Extracted data entries:
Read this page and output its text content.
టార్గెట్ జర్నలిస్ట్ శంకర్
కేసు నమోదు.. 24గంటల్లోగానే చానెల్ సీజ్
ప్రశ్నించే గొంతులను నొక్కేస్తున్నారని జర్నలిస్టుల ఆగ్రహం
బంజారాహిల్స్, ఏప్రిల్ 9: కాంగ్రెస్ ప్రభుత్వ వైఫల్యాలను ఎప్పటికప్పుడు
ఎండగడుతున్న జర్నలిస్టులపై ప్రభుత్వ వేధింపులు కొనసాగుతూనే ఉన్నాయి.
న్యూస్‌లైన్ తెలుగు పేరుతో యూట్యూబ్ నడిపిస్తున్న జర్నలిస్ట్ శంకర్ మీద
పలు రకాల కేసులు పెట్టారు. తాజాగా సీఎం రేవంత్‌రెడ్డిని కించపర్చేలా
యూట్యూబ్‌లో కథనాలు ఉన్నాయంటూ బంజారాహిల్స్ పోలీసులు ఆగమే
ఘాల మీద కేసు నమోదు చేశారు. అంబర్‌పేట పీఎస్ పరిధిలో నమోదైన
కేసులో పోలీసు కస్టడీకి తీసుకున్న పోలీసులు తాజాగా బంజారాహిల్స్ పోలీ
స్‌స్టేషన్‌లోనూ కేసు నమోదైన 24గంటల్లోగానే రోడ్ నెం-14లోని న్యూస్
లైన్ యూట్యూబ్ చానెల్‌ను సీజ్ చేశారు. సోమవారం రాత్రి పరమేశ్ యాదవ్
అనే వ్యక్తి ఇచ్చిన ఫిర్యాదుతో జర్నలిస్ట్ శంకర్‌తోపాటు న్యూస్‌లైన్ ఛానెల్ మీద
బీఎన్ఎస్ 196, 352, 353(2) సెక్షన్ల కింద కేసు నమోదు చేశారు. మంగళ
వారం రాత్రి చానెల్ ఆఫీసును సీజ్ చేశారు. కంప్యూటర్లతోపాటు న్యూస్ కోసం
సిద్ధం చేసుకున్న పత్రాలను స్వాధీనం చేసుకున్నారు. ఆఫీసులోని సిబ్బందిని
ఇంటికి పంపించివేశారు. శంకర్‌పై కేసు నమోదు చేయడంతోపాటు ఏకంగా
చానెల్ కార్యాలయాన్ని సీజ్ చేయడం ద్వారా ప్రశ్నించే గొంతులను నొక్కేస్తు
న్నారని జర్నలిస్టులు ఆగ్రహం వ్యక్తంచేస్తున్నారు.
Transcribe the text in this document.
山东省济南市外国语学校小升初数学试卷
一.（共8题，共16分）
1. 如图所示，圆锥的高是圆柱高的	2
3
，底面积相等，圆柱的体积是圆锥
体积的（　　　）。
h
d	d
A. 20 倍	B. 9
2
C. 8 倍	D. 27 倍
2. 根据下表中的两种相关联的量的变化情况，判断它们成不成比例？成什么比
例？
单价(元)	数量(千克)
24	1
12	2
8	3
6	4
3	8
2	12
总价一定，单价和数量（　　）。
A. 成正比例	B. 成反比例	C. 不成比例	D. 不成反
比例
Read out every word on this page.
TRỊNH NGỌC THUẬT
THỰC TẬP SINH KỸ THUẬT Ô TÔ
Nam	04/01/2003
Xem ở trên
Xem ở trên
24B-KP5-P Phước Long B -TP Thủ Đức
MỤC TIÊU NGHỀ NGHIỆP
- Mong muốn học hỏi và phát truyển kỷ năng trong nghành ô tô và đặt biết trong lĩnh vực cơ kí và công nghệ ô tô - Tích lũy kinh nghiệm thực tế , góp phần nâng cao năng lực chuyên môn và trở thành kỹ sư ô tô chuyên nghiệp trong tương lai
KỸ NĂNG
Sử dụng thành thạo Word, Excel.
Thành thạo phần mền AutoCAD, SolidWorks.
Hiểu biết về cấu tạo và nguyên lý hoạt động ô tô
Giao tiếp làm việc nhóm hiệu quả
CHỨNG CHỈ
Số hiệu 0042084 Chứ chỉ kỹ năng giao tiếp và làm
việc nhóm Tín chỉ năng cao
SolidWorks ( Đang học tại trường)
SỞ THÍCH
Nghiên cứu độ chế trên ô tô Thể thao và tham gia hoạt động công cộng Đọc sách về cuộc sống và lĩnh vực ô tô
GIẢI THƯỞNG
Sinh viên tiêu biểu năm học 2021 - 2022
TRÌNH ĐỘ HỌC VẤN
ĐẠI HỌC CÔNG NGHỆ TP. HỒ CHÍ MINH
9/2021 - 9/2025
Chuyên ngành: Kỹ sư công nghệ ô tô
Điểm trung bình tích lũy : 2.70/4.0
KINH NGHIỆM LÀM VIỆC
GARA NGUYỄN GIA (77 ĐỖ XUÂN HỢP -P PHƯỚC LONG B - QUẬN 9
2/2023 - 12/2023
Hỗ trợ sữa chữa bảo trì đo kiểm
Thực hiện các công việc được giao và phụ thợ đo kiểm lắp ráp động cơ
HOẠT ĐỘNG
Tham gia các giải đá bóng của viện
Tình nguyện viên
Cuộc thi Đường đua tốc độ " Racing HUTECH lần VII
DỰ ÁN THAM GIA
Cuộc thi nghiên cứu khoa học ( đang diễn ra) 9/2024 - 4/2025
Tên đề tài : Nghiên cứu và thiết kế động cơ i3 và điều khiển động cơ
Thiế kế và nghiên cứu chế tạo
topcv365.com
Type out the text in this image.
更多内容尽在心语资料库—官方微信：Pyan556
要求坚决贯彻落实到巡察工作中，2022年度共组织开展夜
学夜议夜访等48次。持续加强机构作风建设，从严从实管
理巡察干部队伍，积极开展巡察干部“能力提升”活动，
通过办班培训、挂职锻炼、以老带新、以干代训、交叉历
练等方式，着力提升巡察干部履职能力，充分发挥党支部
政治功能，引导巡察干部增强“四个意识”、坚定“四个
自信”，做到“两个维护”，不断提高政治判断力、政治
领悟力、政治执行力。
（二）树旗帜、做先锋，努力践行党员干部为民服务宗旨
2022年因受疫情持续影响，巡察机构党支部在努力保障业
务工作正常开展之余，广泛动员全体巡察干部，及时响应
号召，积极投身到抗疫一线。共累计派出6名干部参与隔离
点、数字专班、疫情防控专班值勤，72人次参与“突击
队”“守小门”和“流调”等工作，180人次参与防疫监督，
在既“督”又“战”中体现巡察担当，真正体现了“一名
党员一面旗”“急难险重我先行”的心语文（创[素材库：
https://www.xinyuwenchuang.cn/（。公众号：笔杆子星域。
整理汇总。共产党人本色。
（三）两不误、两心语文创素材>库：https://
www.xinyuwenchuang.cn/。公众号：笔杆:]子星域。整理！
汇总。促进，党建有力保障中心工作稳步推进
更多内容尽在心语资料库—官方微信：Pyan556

## Aim of the exercise
Reproduce the data in full, exactly as presented.

## Solution to this exercise
Read this page and output its text content.
టార్గెట్ జర్నలిస్ట్ శంకర్
కేసు నమోదు.. 24గంటల్లోగానే చానెల్ సీజ్
ప్రశ్నించే గొంతులను నొక్కేస్తున్నారని జర్నలిస్టుల ఆగ్రహం
బంజారాహిల్స్, ఏప్రిల్ 9: కాంగ్రెస్ ప్రభుత్వ వైఫల్యాలను ఎప్పటికప్పుడు
ఎండగడుతున్న జర్నలిస్టులపై ప్రభుత్వ వేధింపులు కొనసాగుతూనే ఉన్నాయి.
న్యూస్‌లైన్ తెలుగు పేరుతో యూట్యూబ్ నడిపిస్తున్న జర్నలిస్ట్ శంకర్ మీద
పలు రకాల కేసులు పెట్టారు. తాజాగా సీఎం రేవంత్‌రెడ్డిని కించపర్చేలా
యూట్యూబ్‌లో కథనాలు ఉన్నాయంటూ బంజారాహిల్స్ పోలీసులు ఆగమే
ఘాల మీద కేసు నమోదు చేశారు. అంబర్‌పేట పీఎస్ పరిధిలో నమోదైన
కేసులో పోలీసు కస్టడీకి తీసుకున్న పోలీసులు తాజాగా బంజారాహిల్స్ పోలీ
స్‌స్టేషన్‌లోనూ కేసు నమోదైన 24గంటల్లోగానే రోడ్ నెం-14లోని న్యూస్
లైన్ యూట్యూబ్ చానెల్‌ను సీజ్ చేశారు. సోమవారం రాత్రి పరమేశ్ యాదవ్
అనే వ్యక్తి ఇచ్చిన ఫిర్యాదుతో జర్నలిస్ట్ శంకర్‌తోపాటు న్యూస్‌లైన్ ఛానెల్ మీద
బీఎన్ఎస్ 196, 352, 353(2) సెక్షన్ల కింద కేసు నమోదు చేశారు. మంగళ
వారం రాత్రి చానెల్ ఆఫీసును సీజ్ చేశారు. కంప్యూటర్లతోపాటు న్యూస్ కోసం
సిద్ధం చేసుకున్న పత్రాలను స్వాధీనం చేసుకున్నారు. ఆఫీసులోని సిబ్బందిని
ఇంటికి పంపించివేశారు. శంకర్‌పై కేసు నమోదు చేయడంతోపాటు ఏకంగా
చానెల్ కార్యాలయాన్ని సీజ్ చేయడం ద్వారా ప్రశ్నించే గొంతులను నొక్కేస్తు
న్నారని జర్నలిస్టులు ఆగ్రహం వ్యక్తంచేస్తున్నారు.
Transcribe the text in this document.
山东省济南市外国语学校小升初数学试卷
一.（共8题，共16分）
1. 如图所示，圆锥的高是圆柱高的	2
3
，底面积相等，圆柱的体积是圆锥
体积的（　　　）。
h
d	d
A. 20 倍	B. 9
2
C. 8 倍	D. 27 倍
2. 根据下表中的两种相关联的量的变化情况，判断它们成不成比例？成什么比
例？
单价(元)	数量(千克)
24	1
12	2
8	3
6	4
3	8
2	12
总价一定，单价和数量（　　）。
A. 成正比例	B. 成反比例	C. 不成比例	D. 不成反
比例
Read out every word on this page.
TRỊNH NGỌC THUẬT
THỰC TẬP SINH KỸ THUẬT Ô TÔ
Nam	04/01/2003
Xem ở trên
Xem ở trên
24B-KP5-P Phước Long B -TP Thủ Đức
MỤC TIÊU NGHỀ NGHIỆP
- Mong muốn học hỏi và phát truyển kỷ năng trong nghành ô tô và đặt biết trong lĩnh vực cơ kí và công nghệ ô tô - Tích lũy kinh nghiệm thực tế , góp phần nâng cao năng lực chuyên môn và trở thành kỹ sư ô tô chuyên nghiệp trong tương lai
KỸ NĂNG
Sử dụng thành thạo Word, Excel.
Thành thạo phần mền AutoCAD, SolidWorks.
Hiểu biết về cấu tạo và nguyên lý hoạt động ô tô
Giao tiếp làm việc nhóm hiệu quả
CHỨNG CHỈ
Số hiệu 0042084 Chứ chỉ kỹ năng giao tiếp và làm
việc nhóm Tín chỉ năng cao
SolidWorks ( Đang học tại trường)
SỞ THÍCH
Nghiên cứu độ chế trên ô tô Thể thao và tham gia hoạt động công cộng Đọc sách về cuộc sống và lĩnh vực ô tô
GIẢI THƯỞNG
Sinh viên tiêu biểu năm học 2021 - 2022
TRÌNH ĐỘ HỌC VẤN
ĐẠI HỌC CÔNG NGHỆ TP. HỒ CHÍ MINH
9/2021 - 9/2025
Chuyên ngành: Kỹ sư công nghệ ô tô
Điểm trung bình tích lũy : 2.70/4.0
KINH NGHIỆM LÀM VIỆC
GARA NGUYỄN GIA (77 ĐỖ XUÂN HỢP -P PHƯỚC LONG B - QUẬN 9
2/2023 - 12/2023
Hỗ trợ sữa chữa bảo trì đo kiểm
Thực hiện các công việc được giao và phụ thợ đo kiểm lắp ráp động cơ
HOẠT ĐỘNG
Tham gia các giải đá bóng của viện
Tình nguyện viên
Cuộc thi Đường đua tốc độ " Racing HUTECH lần VII
DỰ ÁN THAM GIA
Cuộc thi nghiên cứu khoa học ( đang diễn ra) 9/2024 - 4/2025
Tên đề tài : Nghiên cứu và thiết kế động cơ i3 và điều khiển động cơ
Thiế kế và nghiên cứu chế tạo
topcv365.com
Type out the text in this image.
更多内容尽在心语资料库—官方微信：Pyan556
要求坚决贯彻落实到巡察工作中，2022年度共组织开展夜
学夜议夜访等48次。持续加强机构作风建设，从严从实管
理巡察干部队伍，积极开展巡察干部“能力提升”活动，
通过办班培训、挂职锻炼、以老带新、以干代训、交叉历
练等方式，着力提升巡察干部履职能力，充分发挥党支部
政治功能，引导巡察干部增强“四个意识”、坚定“四个
自信”，做到“两个维护”，不断提高政治判断力、政治
领悟力、政治执行力。
（二）树旗帜、做先锋，努力践行党员干部为民服务宗旨
2022年因受疫情持续影响，巡察机构党支部在努力保障业
务工作正常开展之余，广泛动员全体巡察干部，及时响应
号召，积极投身到抗疫一线。共累计派出6名干部参与隔离
点、数字专班、疫情防控专班值勤，72人次参与“突击
队”“守小门”和“流调”等工作，180人次参与防疫监督，
在既“督”又“战”中体现巡察担当，真正体现了“一名
党员一面旗”“急难险重我先行”的心语文（创[素材库：
https://www.xinyuwenchuang.cn/（。公众号：笔杆子星域。
整理汇总。共产党人本色。
（三）两不误、两心语文创素材>库：https://
www.xinyuwenchuang.cn/。公众号：笔杆:]子星域。整理！
汇总。促进，党建有力保障中心工作稳步推进
更多内容尽在心语资料库—官方微信：Pyan556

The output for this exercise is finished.